■ **Page text**
>> Begin
This proposal should make it possible to automate Extended Validation (EV) Certificate creation, which certify that the web site is owned by a particular legal entity in a given country and what their address is. Automating the creation of this would help reduce their cost — which currently lies at anywhere between $450 to $2000 a year — and so grow their adoption. Furthermore, EV Certificates would no longer need to be limited to the fixed data they contained at creation time, but would be linking to live information about the company such as their stock market valuation, legal problems encountered if any, when they changed ownership, etc… as we saw above by looking at the data currently published by CompaniesHouse.
>> End
■ **Actions to take**
A. Answer these from the passage on automating EV certificate creation:
(i) What do Extended Validation certificates certify about a web site?
(ii) What is the current yearly cost range of these certificates?
(iii) Which organization's published data is named as a source of live company information?
B. Using the passage on automating EV certificate creation, explain why automating that creation would help grow the adoption of these certificates.
C. Carry the passage on automating EV certificate creation forward from its last sentence.

(Items contained in a dataset)
>> Begin
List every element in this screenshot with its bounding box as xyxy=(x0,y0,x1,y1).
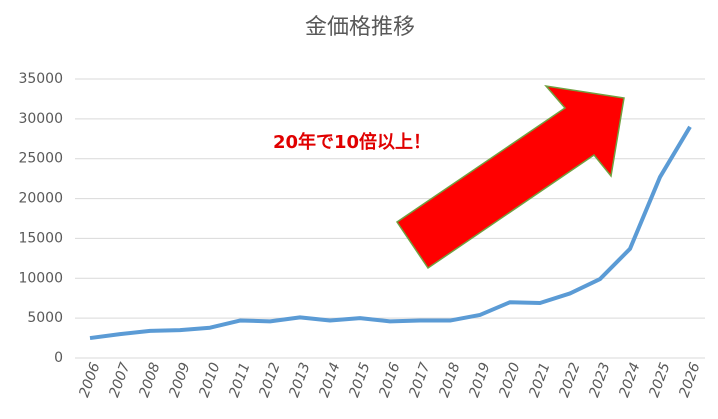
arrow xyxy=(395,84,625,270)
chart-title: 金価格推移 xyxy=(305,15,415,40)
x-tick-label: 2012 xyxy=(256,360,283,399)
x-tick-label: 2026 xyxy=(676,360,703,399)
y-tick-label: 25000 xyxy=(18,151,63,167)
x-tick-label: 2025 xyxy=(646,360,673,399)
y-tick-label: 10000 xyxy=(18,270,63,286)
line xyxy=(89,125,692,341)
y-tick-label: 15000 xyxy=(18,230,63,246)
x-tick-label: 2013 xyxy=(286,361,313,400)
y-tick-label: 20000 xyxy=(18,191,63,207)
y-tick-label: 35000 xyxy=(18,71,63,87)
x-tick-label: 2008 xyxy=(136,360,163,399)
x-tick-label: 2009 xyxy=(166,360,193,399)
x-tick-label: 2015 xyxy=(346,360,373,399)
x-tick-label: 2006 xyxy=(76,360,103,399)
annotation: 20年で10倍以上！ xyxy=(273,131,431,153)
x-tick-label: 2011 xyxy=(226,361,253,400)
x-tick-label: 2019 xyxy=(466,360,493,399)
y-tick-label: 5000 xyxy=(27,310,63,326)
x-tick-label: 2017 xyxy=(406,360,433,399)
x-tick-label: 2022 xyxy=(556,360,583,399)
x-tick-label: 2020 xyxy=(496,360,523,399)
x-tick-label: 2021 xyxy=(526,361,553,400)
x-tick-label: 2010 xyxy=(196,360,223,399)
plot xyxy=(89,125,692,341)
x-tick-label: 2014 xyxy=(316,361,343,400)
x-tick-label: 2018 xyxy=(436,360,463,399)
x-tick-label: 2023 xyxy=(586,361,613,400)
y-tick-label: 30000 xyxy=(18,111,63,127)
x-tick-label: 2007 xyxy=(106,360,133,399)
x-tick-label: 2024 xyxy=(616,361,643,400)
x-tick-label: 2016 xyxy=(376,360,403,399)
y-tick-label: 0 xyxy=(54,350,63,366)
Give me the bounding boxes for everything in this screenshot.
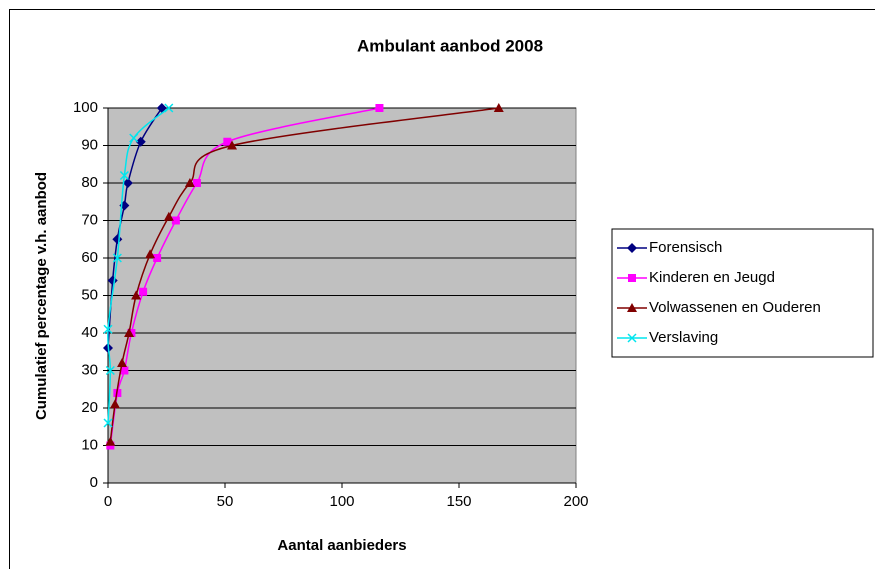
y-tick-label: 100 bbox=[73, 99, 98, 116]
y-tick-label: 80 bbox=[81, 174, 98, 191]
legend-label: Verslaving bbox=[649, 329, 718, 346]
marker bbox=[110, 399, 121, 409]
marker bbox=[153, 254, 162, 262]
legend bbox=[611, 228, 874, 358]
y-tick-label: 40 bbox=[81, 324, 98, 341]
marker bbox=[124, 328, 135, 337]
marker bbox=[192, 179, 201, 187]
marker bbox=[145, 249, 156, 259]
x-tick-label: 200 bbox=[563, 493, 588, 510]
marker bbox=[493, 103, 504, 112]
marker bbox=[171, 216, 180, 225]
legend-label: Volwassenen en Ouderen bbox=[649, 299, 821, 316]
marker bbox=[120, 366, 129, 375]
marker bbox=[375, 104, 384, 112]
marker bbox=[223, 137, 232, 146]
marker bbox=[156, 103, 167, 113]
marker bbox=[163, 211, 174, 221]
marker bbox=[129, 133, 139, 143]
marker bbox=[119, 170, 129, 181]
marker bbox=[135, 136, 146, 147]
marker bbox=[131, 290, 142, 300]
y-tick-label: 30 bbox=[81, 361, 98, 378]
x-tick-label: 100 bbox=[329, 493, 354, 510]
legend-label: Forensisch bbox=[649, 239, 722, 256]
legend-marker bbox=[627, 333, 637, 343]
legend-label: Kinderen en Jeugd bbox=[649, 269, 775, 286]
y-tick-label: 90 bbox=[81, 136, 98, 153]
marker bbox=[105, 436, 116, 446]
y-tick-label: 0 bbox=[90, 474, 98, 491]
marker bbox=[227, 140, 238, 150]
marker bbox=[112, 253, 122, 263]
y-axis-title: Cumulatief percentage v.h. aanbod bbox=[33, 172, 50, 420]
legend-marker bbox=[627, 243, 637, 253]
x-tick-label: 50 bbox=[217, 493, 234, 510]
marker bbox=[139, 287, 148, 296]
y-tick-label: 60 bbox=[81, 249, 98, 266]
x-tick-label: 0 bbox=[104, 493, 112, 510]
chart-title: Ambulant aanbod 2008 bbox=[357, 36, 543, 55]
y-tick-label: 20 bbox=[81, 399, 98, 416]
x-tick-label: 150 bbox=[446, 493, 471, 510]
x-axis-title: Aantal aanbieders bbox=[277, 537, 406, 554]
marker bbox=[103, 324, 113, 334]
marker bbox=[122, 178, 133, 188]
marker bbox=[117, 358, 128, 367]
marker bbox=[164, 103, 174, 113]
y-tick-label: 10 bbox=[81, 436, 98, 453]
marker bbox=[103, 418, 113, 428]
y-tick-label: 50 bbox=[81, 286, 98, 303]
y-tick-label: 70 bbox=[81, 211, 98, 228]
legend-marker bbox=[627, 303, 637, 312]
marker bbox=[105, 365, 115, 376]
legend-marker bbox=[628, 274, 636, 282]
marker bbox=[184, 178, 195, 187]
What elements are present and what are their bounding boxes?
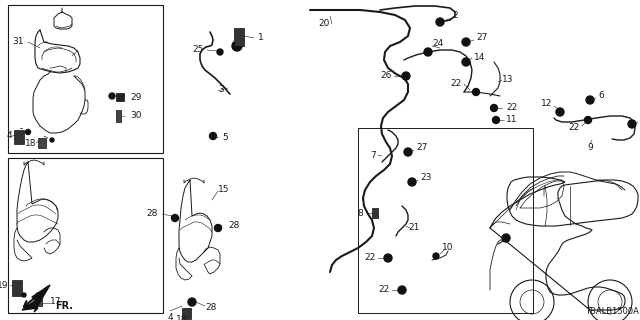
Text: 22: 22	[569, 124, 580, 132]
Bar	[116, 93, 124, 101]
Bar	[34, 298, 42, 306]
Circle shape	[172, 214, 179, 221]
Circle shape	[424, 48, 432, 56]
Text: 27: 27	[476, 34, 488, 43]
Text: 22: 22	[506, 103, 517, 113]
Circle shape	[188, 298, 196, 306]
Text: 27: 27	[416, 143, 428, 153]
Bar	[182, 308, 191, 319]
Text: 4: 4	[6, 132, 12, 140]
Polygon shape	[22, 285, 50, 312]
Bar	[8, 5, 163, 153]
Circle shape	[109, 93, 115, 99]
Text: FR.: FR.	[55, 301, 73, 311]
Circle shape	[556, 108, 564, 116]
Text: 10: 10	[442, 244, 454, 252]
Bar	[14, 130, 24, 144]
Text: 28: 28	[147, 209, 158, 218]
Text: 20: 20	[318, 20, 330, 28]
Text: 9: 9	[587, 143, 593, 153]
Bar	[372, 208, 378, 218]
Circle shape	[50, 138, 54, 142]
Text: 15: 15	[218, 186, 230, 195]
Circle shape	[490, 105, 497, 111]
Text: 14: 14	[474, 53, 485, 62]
>> End
■ **Per-task answers**
A.
(i) They certify that the web site is owned by a particular legal entity in a given country and what that entity's address is.
(ii) Anywhere between $450 and $2000 a year.
(iii) CompaniesHouse.

B. Automating the creation of EV certificates would help reduce their cost, which currently lies between $450 and $2000 a year. That lower cost would in turn grow their adoption.

C.
We now have all that is needed to make a good security UI and the ball would then be in the User Interface Design camp, where a major re-thinking of security UI in browsers is called for. The information about the website cannot be hidden behind one little padlock icon as it is now — which made sense when there was only 2 bits of information to display: domain name and security — but has to be shown in full before a user sees the content, as he waits for the download to complete, especially if he has not visited that web site in the recent past. This is essential in cell phones which have so little real estate, that even URLs are mostly invisible. One would need to show elements such as: a picture showing where on a globe the company is located, the name of the company, and as much important legal details as makes sense. This, perhaps combined with adoption of client certificate authentication, would make phishing next to impossible. The meta-data view should at all times be easily and intuitively accessible, especially perhaps when the user is on a page where he is asked to enter data into a form. For a suggestion as to how this information can be made available in a user friendly way see:

So, the answer to stemming phishing attacks understood as an art of hacking humans, is, I suggest, to make use of human institutions that have been built over centuries and ask them to publish information in a machine readable form about themselves and others so that browsers can signal these relations to the user reliably.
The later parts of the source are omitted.